■ Your objective
Write out each line word for word. Drop pictures.

■ Recorded information
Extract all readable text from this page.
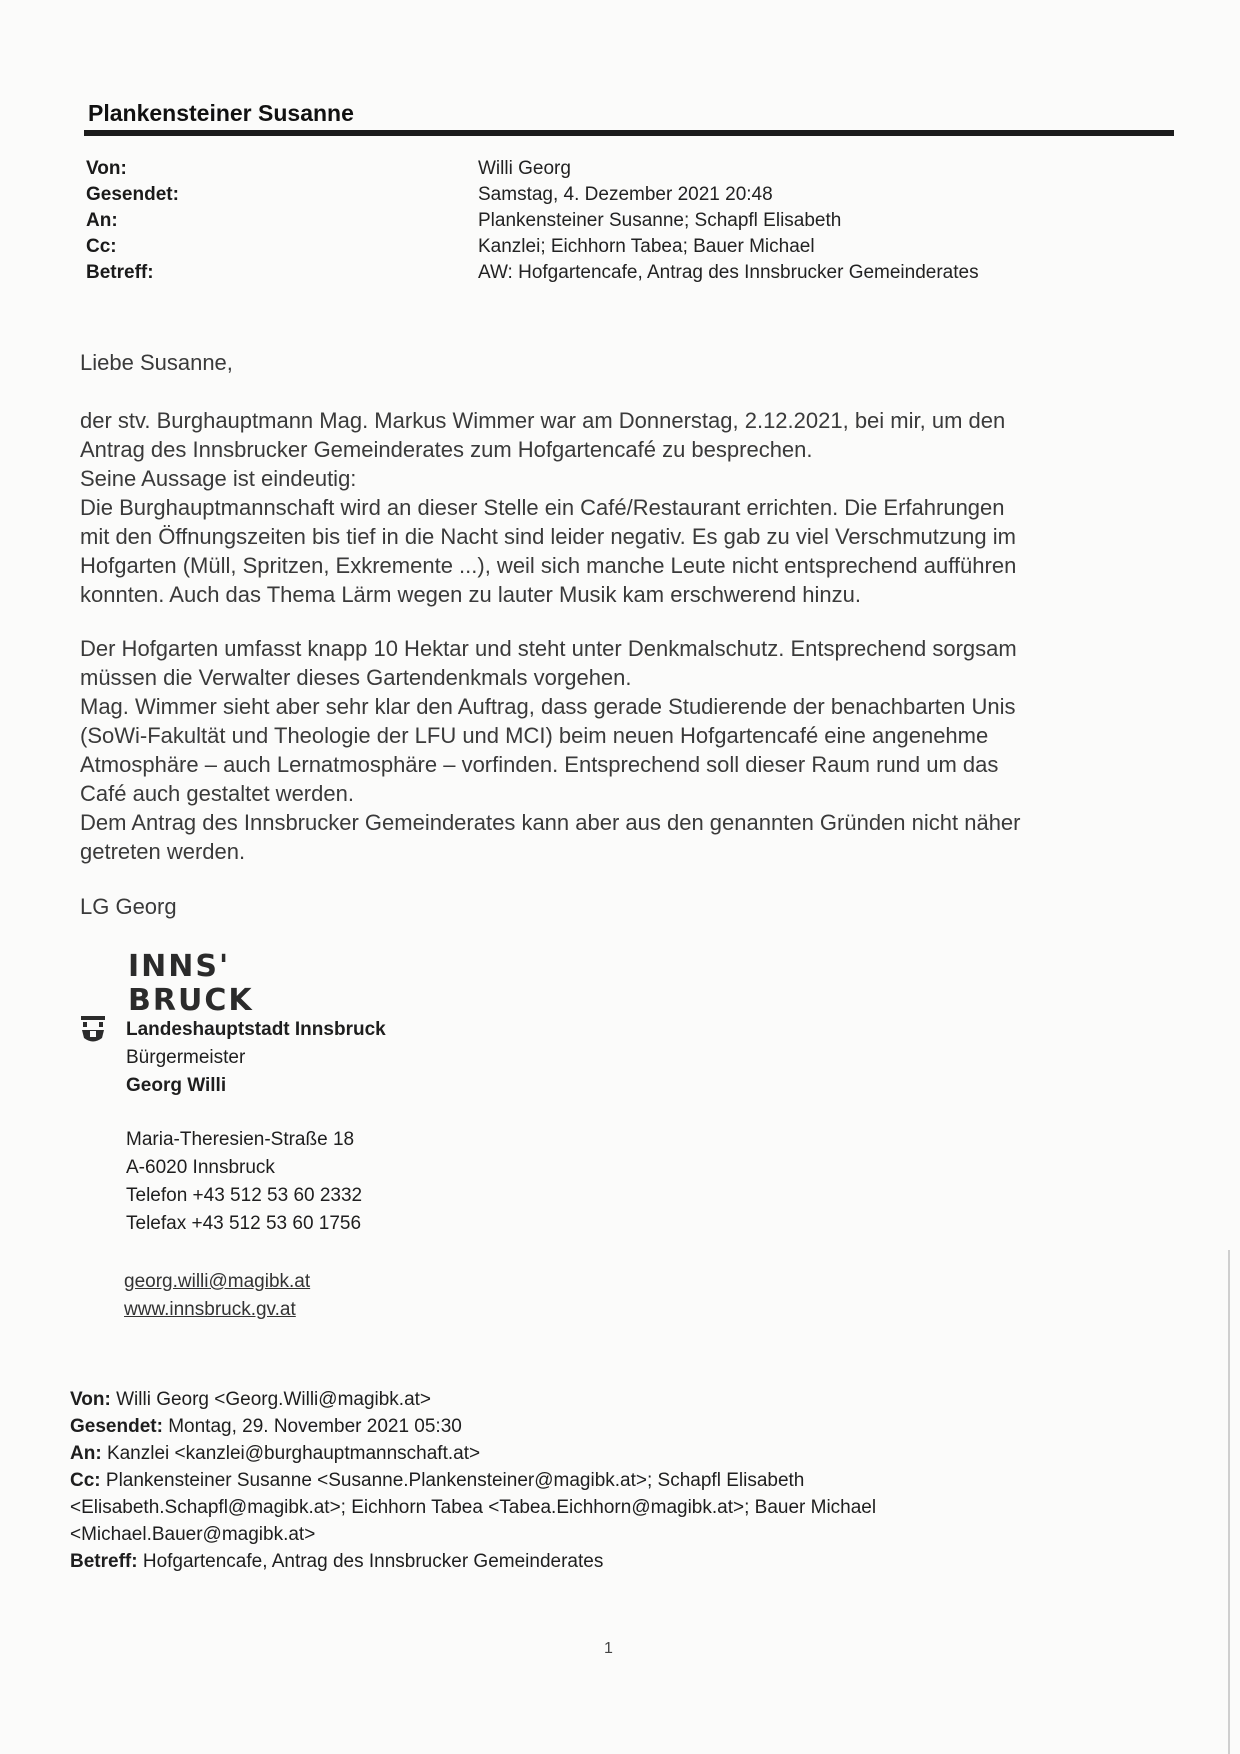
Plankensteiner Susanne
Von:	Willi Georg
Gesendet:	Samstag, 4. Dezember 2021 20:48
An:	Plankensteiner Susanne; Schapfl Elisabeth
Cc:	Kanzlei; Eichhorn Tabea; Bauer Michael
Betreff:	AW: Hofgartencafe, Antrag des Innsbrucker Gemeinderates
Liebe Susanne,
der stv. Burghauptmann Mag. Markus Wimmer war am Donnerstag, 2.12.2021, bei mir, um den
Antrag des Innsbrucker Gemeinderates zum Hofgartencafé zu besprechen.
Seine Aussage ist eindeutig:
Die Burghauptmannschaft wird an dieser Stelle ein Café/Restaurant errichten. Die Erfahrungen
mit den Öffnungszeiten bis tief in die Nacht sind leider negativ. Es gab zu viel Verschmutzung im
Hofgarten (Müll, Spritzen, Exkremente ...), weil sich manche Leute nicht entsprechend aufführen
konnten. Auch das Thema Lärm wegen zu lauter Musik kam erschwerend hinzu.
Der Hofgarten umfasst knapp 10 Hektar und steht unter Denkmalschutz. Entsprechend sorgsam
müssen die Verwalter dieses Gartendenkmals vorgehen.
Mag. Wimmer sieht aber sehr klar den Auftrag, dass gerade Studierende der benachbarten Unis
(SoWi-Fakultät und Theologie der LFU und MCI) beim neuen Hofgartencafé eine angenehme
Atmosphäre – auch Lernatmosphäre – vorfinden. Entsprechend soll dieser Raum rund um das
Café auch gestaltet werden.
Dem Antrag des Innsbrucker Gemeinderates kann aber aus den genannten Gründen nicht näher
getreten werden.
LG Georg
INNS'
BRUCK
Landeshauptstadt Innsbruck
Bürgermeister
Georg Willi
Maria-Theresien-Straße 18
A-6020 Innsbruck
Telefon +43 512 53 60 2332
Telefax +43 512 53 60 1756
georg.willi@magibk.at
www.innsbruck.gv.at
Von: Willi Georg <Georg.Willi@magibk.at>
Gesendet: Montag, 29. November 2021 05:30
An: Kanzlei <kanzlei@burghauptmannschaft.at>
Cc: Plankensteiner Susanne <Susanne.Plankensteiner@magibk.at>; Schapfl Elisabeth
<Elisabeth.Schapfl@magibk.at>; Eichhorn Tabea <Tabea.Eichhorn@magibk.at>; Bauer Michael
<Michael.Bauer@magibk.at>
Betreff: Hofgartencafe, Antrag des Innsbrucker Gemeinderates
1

■ Result for this exercise
Extract all readable text from this page.
Plankensteiner Susanne
Von:	Willi Georg
Gesendet:	Samstag, 4. Dezember 2021 20:48
An:	Plankensteiner Susanne; Schapfl Elisabeth
Cc:	Kanzlei; Eichhorn Tabea; Bauer Michael
Betreff:	AW: Hofgartencafe, Antrag des Innsbrucker Gemeinderates
Liebe Susanne,
der stv. Burghauptmann Mag. Markus Wimmer war am Donnerstag, 2.12.2021, bei mir, um den
Antrag des Innsbrucker Gemeinderates zum Hofgartencafé zu besprechen.
Seine Aussage ist eindeutig:
Die Burghauptmannschaft wird an dieser Stelle ein Café/Restaurant errichten. Die Erfahrungen
mit den Öffnungszeiten bis tief in die Nacht sind leider negativ. Es gab zu viel Verschmutzung im
Hofgarten (Müll, Spritzen, Exkremente ...), weil sich manche Leute nicht entsprechend aufführen
konnten. Auch das Thema Lärm wegen zu lauter Musik kam erschwerend hinzu.
Der Hofgarten umfasst knapp 10 Hektar und steht unter Denkmalschutz. Entsprechend sorgsam
müssen die Verwalter dieses Gartendenkmals vorgehen.
Mag. Wimmer sieht aber sehr klar den Auftrag, dass gerade Studierende der benachbarten Unis
(SoWi-Fakultät und Theologie der LFU und MCI) beim neuen Hofgartencafé eine angenehme
Atmosphäre – auch Lernatmosphäre – vorfinden. Entsprechend soll dieser Raum rund um das
Café auch gestaltet werden.
Dem Antrag des Innsbrucker Gemeinderates kann aber aus den genannten Gründen nicht näher
getreten werden.
LG Georg
INNS'
BRUCK
Landeshauptstadt Innsbruck
Bürgermeister
Georg Willi
Maria-Theresien-Straße 18
A-6020 Innsbruck
Telefon +43 512 53 60 2332
Telefax +43 512 53 60 1756
georg.willi@magibk.at
www.innsbruck.gv.at
Von: Willi Georg <Georg.Willi@magibk.at>
Gesendet: Montag, 29. November 2021 05:30
An: Kanzlei <kanzlei@burghauptmannschaft.at>
Cc: Plankensteiner Susanne <Susanne.Plankensteiner@magibk.at>; Schapfl Elisabeth
<Elisabeth.Schapfl@magibk.at>; Eichhorn Tabea <Tabea.Eichhorn@magibk.at>; Bauer Michael
<Michael.Bauer@magibk.at>
Betreff: Hofgartencafe, Antrag des Innsbrucker Gemeinderates
1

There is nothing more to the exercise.